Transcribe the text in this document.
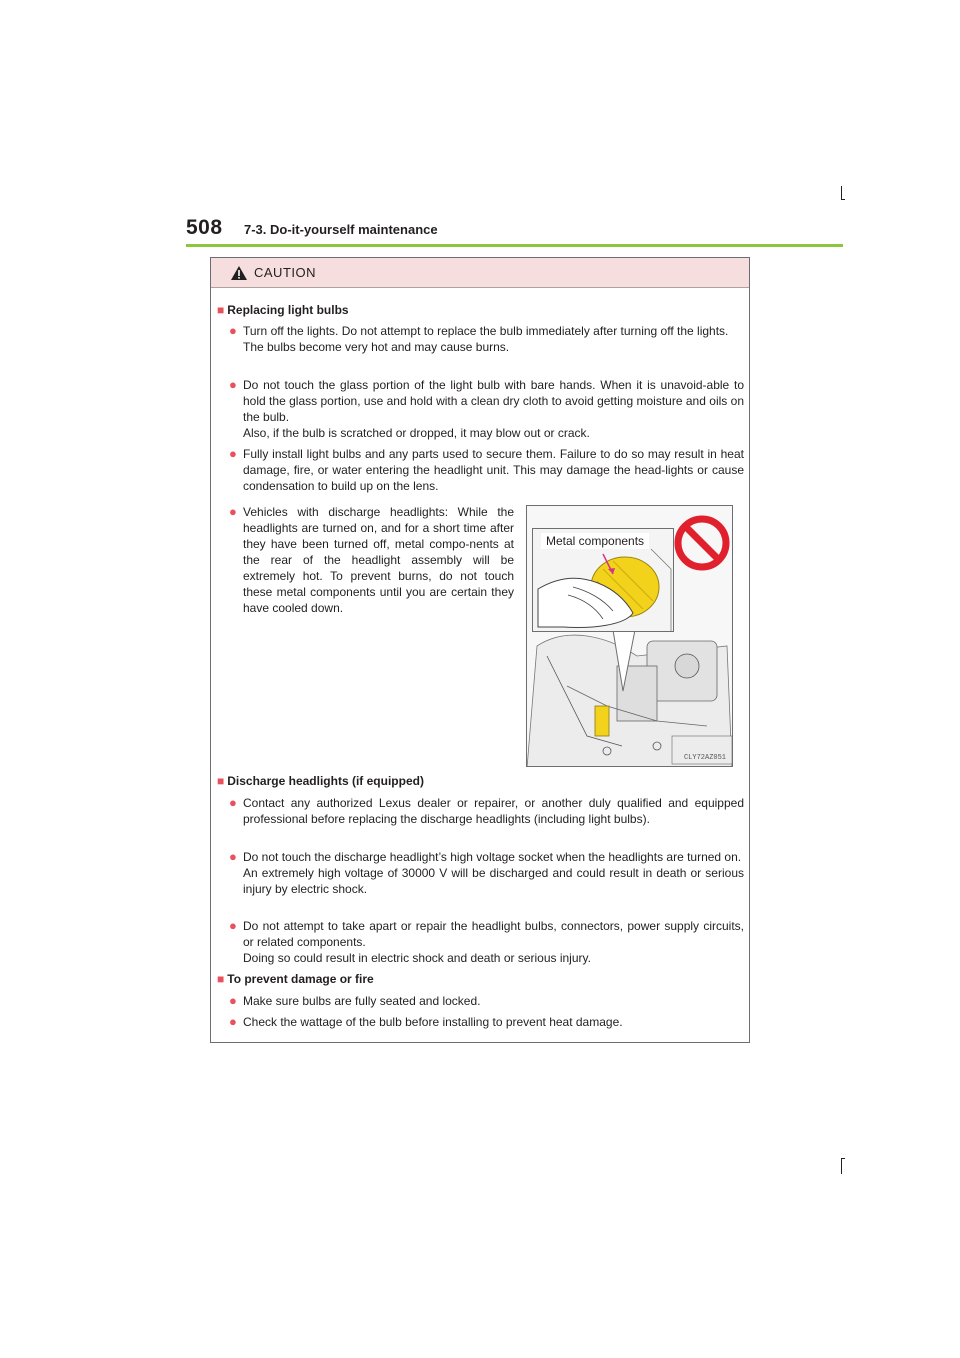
508 7-3. Do-it-yourself maintenance
CAUTION
■ Replacing light bulbs
● Turn off the lights. Do not attempt to replace the bulb immediately after turning off the lights.
The bulbs become very hot and may cause burns.
● Do not touch the glass portion of the light bulb with bare hands. When it is unavoid-able to hold the glass portion, use and hold with a clean dry cloth to avoid getting moisture and oils on the bulb.
Also, if the bulb is scratched or dropped, it may blow out or crack.
● Fully install light bulbs and any parts used to secure them. Failure to do so may result in heat damage, fire, or water entering the headlight unit. This may damage the head-lights or cause condensation to build up on the lens.
● Vehicles with discharge headlights: While the headlights are turned on, and for a short time after they have been turned off, metal compo-nents at the rear of the headlight assembly will be extremely hot. To prevent burns, do not touch these metal components until you are certain they have cooled down.
Metal components
CLY72AZ051
■ Discharge headlights (if equipped)
● Contact any authorized Lexus dealer or repairer, or another duly qualified and equipped professional before replacing the discharge headlights (including light bulbs).
● Do not touch the discharge headlight’s high voltage socket when the headlights are turned on.
An extremely high voltage of 30000 V will be discharged and could result in death or serious injury by electric shock.
● Do not attempt to take apart or repair the headlight bulbs, connectors, power supply circuits, or related components.
Doing so could result in electric shock and death or serious injury.
■ To prevent damage or fire
● Make sure bulbs are fully seated and locked.
● Check the wattage of the bulb before installing to prevent heat damage.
---+---
Transcribe the records above exactly as they appear, leaving out any pictures.

Transcribe the text in this document.
508 7-3. Do-it-yourself maintenance
CAUTION
■ Replacing light bulbs
● Turn off the lights. Do not attempt to replace the bulb immediately after turning off the lights.
The bulbs become very hot and may cause burns.
● Do not touch the glass portion of the light bulb with bare hands. When it is unavoid-able to hold the glass portion, use and hold with a clean dry cloth to avoid getting moisture and oils on the bulb.
Also, if the bulb is scratched or dropped, it may blow out or crack.
● Fully install light bulbs and any parts used to secure them. Failure to do so may result in heat damage, fire, or water entering the headlight unit. This may damage the head-lights or cause condensation to build up on the lens.
● Vehicles with discharge headlights: While the headlights are turned on, and for a short time after they have been turned off, metal compo-nents at the rear of the headlight assembly will be extremely hot. To prevent burns, do not touch these metal components until you are certain they have cooled down.
Metal components
CLY72AZ051
■ Discharge headlights (if equipped)
● Contact any authorized Lexus dealer or repairer, or another duly qualified and equipped professional before replacing the discharge headlights (including light bulbs).
● Do not touch the discharge headlight’s high voltage socket when the headlights are turned on.
An extremely high voltage of 30000 V will be discharged and could result in death or serious injury by electric shock.
● Do not attempt to take apart or repair the headlight bulbs, connectors, power supply circuits, or related components.
Doing so could result in electric shock and death or serious injury.
■ To prevent damage or fire
● Make sure bulbs are fully seated and locked.
● Check the wattage of the bulb before installing to prevent heat damage.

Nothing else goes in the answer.